• _Raw records_
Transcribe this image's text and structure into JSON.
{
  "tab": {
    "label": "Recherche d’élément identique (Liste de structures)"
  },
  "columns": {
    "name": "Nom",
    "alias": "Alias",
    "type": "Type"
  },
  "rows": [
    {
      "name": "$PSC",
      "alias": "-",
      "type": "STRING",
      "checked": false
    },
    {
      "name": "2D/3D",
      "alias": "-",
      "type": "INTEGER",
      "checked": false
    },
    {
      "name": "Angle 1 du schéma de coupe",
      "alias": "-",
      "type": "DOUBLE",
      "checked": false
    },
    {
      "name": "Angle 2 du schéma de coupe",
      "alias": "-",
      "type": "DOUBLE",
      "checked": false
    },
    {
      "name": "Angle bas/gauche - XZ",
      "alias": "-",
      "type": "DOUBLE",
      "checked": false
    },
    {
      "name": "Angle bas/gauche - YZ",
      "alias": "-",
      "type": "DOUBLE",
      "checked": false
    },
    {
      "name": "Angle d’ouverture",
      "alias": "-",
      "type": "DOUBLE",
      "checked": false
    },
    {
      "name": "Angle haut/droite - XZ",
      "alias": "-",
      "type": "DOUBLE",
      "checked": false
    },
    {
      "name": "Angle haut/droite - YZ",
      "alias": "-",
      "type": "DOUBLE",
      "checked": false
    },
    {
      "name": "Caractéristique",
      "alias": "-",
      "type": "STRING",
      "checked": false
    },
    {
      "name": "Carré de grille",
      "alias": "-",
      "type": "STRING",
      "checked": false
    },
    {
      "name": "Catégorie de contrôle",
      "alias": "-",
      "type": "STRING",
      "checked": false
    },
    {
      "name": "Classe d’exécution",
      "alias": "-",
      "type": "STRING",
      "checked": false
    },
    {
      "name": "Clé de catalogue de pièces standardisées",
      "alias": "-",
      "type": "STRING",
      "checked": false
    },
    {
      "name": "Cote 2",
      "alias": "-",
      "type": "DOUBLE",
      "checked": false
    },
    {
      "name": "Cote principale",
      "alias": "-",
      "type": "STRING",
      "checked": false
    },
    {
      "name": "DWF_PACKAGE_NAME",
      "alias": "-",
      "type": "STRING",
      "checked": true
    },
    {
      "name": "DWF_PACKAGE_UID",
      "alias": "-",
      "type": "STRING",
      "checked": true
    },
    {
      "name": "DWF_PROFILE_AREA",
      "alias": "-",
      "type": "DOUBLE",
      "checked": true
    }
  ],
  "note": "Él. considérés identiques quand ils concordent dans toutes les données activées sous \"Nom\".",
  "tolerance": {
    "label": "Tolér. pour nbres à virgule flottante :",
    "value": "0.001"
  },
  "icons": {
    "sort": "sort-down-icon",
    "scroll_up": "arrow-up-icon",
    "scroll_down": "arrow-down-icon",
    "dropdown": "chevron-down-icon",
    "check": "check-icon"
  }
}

• _The task_
Give the records above again, word for word.

• _Task result_
Transcribe this image's text and structure into JSON.
{
  "tab": {
    "label": "Recherche d’élément identique (Liste de structures)"
  },
  "columns": {
    "name": "Nom",
    "alias": "Alias",
    "type": "Type"
  },
  "rows": [
    {
      "name": "$PSC",
      "alias": "-",
      "type": "STRING",
      "checked": false
    },
    {
      "name": "2D/3D",
      "alias": "-",
      "type": "INTEGER",
      "checked": false
    },
    {
      "name": "Angle 1 du schéma de coupe",
      "alias": "-",
      "type": "DOUBLE",
      "checked": false
    },
    {
      "name": "Angle 2 du schéma de coupe",
      "alias": "-",
      "type": "DOUBLE",
      "checked": false
    },
    {
      "name": "Angle bas/gauche - XZ",
      "alias": "-",
      "type": "DOUBLE",
      "checked": false
    },
    {
      "name": "Angle bas/gauche - YZ",
      "alias": "-",
      "type": "DOUBLE",
      "checked": false
    },
    {
      "name": "Angle d’ouverture",
      "alias": "-",
      "type": "DOUBLE",
      "checked": false
    },
    {
      "name": "Angle haut/droite - XZ",
      "alias": "-",
      "type": "DOUBLE",
      "checked": false
    },
    {
      "name": "Angle haut/droite - YZ",
      "alias": "-",
      "type": "DOUBLE",
      "checked": false
    },
    {
      "name": "Caractéristique",
      "alias": "-",
      "type": "STRING",
      "checked": false
    },
    {
      "name": "Carré de grille",
      "alias": "-",
      "type": "STRING",
      "checked": false
    },
    {
      "name": "Catégorie de contrôle",
      "alias": "-",
      "type": "STRING",
      "checked": false
    },
    {
      "name": "Classe d’exécution",
      "alias": "-",
      "type": "STRING",
      "checked": false
    },
    {
      "name": "Clé de catalogue de pièces standardisées",
      "alias": "-",
      "type": "STRING",
      "checked": false
    },
    {
      "name": "Cote 2",
      "alias": "-",
      "type": "DOUBLE",
      "checked": false
    },
    {
      "name": "Cote principale",
      "alias": "-",
      "type": "STRING",
      "checked": false
    },
    {
      "name": "DWF_PACKAGE_NAME",
      "alias": "-",
      "type": "STRING",
      "checked": true
    },
    {
      "name": "DWF_PACKAGE_UID",
      "alias": "-",
      "type": "STRING",
      "checked": true
    },
    {
      "name": "DWF_PROFILE_AREA",
      "alias": "-",
      "type": "DOUBLE",
      "checked": true
    }
  ],
  "note": "Él. considérés identiques quand ils concordent dans toutes les données activées sous \"Nom\".",
  "tolerance": {
    "label": "Tolér. pour nbres à virgule flottante :",
    "value": "0.001"
  },
  "icons": {
    "sort": "sort-down-icon",
    "scroll_up": "arrow-up-icon",
    "scroll_down": "arrow-down-icon",
    "dropdown": "chevron-down-icon",
    "check": "check-icon"
  }
}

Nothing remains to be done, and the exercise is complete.